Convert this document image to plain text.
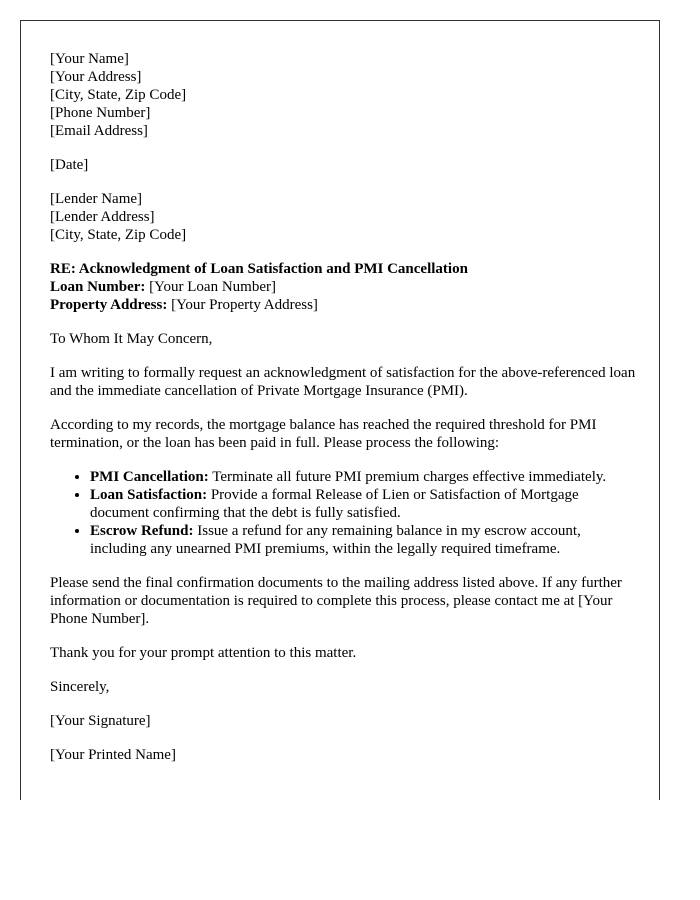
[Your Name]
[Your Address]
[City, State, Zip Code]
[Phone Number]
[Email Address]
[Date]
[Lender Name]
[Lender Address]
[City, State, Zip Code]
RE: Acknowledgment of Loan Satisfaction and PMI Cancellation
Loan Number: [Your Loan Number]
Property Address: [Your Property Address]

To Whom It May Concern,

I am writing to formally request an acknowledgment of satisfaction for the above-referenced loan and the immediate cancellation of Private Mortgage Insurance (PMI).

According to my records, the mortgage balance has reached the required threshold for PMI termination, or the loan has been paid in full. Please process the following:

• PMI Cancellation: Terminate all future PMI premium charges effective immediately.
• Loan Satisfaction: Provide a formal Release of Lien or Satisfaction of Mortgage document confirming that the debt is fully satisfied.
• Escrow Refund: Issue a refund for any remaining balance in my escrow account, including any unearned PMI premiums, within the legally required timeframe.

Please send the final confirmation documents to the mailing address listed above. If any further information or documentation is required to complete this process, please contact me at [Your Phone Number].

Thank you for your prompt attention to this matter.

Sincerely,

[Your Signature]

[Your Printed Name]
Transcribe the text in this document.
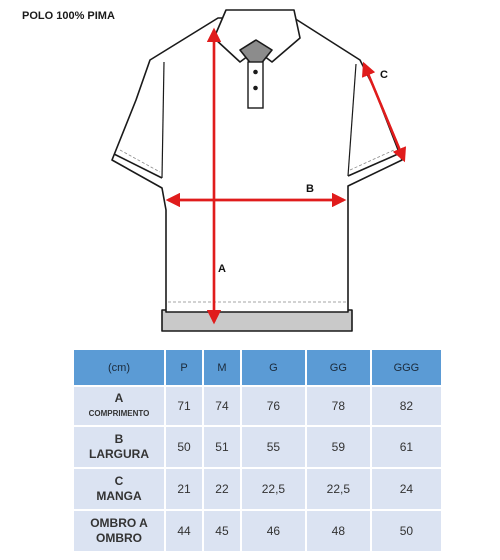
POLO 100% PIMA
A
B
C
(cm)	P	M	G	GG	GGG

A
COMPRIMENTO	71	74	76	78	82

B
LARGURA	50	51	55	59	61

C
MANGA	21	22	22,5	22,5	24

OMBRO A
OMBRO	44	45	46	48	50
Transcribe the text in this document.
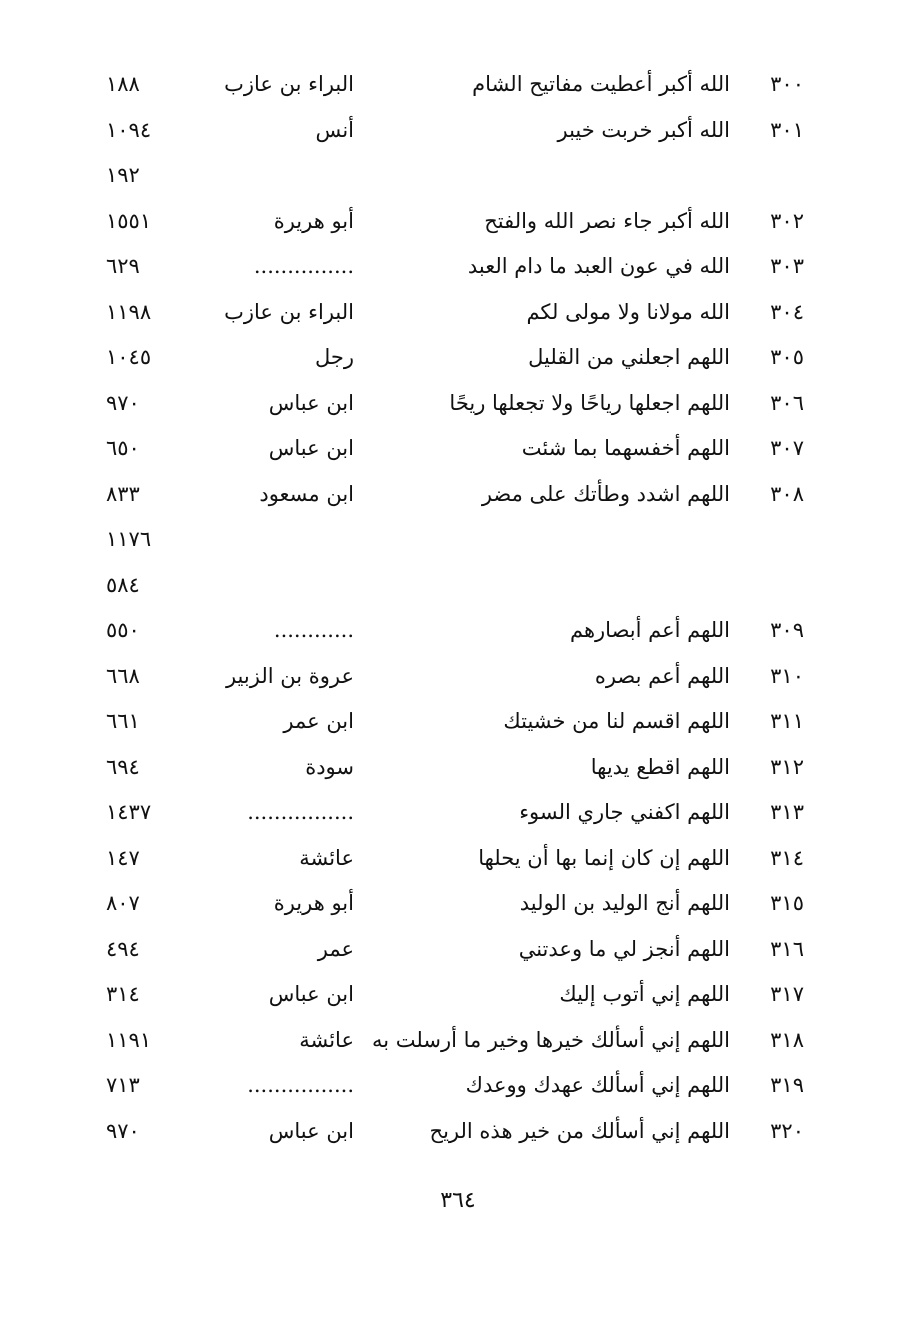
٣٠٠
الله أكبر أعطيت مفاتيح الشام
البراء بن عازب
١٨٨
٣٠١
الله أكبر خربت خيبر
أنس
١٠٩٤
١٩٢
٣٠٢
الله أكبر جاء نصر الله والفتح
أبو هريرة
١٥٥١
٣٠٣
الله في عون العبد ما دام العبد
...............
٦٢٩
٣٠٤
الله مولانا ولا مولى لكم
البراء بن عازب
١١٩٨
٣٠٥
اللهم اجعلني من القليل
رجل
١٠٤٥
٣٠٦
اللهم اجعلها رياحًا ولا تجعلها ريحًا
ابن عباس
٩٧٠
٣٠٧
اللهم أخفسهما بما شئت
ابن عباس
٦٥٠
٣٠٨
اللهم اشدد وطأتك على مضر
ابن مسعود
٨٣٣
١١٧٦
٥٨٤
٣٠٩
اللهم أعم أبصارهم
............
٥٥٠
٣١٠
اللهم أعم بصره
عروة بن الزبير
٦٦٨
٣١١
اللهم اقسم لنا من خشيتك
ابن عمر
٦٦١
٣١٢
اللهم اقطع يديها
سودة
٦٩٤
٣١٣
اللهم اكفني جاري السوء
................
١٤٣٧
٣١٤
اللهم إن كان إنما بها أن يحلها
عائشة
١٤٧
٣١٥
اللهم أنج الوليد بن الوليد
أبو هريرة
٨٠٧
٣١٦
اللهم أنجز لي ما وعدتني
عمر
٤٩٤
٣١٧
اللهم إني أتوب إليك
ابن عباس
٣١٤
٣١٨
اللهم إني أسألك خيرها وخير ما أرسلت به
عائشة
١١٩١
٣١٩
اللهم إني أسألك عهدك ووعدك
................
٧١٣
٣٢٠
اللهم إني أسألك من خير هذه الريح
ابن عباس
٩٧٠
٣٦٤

◆ **THE PROBLEM**
Using the data above, write out every line exactly, leaving the images behind.

◆ **EXERCISE OUTPUT**
Convert this document image to plain text.
[Your Name]
[Your Address]
[City, State, Zip Code]
[Phone Number]
[Email Address]
[Date]
[Lender Name]
[Lender Address]
[City, State, Zip Code]
RE: Acknowledgment of Loan Satisfaction and PMI Cancellation
Loan Number: [Your Loan Number]
Property Address: [Your Property Address]

To Whom It May Concern,

I am writing to formally request an acknowledgment of satisfaction for the above-referenced loan and the immediate cancellation of Private Mortgage Insurance (PMI).

According to my records, the mortgage balance has reached the required threshold for PMI termination, or the loan has been paid in full. Please process the following:

• PMI Cancellation: Terminate all future PMI premium charges effective immediately.
• Loan Satisfaction: Provide a formal Release of Lien or Satisfaction of Mortgage document confirming that the debt is fully satisfied.
• Escrow Refund: Issue a refund for any remaining balance in my escrow account, including any unearned PMI premiums, within the legally required timeframe.

Please send the final confirmation documents to the mailing address listed above. If any further information or documentation is required to complete this process, please contact me at [Your Phone Number].

Thank you for your prompt attention to this matter.

Sincerely,

[Your Signature]

[Your Printed Name]
Transcribe the text in this document.
POLO 100% PIMA
A
B
C
(cm)	P	M	G	GG	GGG

A
COMPRIMENTO	71	74	76	78	82

B
LARGURA	50	51	55	59	61

C
MANGA	21	22	22,5	22,5	24

OMBRO A
OMBRO	44	45	46	48	50
Transcribe the text in this document.
٣٠٠
الله أكبر أعطيت مفاتيح الشام
البراء بن عازب
١٨٨
٣٠١
الله أكبر خربت خيبر
أنس
١٠٩٤
١٩٢
٣٠٢
الله أكبر جاء نصر الله والفتح
أبو هريرة
١٥٥١
٣٠٣
الله في عون العبد ما دام العبد
...............
٦٢٩
٣٠٤
الله مولانا ولا مولى لكم
البراء بن عازب
١١٩٨
٣٠٥
اللهم اجعلني من القليل
رجل
١٠٤٥
٣٠٦
اللهم اجعلها رياحًا ولا تجعلها ريحًا
ابن عباس
٩٧٠
٣٠٧
اللهم أخفسهما بما شئت
ابن عباس
٦٥٠
٣٠٨
اللهم اشدد وطأتك على مضر
ابن مسعود
٨٣٣
١١٧٦
٥٨٤
٣٠٩
اللهم أعم أبصارهم
............
٥٥٠
٣١٠
اللهم أعم بصره
عروة بن الزبير
٦٦٨
٣١١
اللهم اقسم لنا من خشيتك
ابن عمر
٦٦١
٣١٢
اللهم اقطع يديها
سودة
٦٩٤
٣١٣
اللهم اكفني جاري السوء
................
١٤٣٧
٣١٤
اللهم إن كان إنما بها أن يحلها
عائشة
١٤٧
٣١٥
اللهم أنج الوليد بن الوليد
أبو هريرة
٨٠٧
٣١٦
اللهم أنجز لي ما وعدتني
عمر
٤٩٤
٣١٧
اللهم إني أتوب إليك
ابن عباس
٣١٤
٣١٨
اللهم إني أسألك خيرها وخير ما أرسلت به
عائشة
١١٩١
٣١٩
اللهم إني أسألك عهدك ووعدك
................
٧١٣
٣٢٠
اللهم إني أسألك من خير هذه الريح
ابن عباس
٩٧٠
٣٦٤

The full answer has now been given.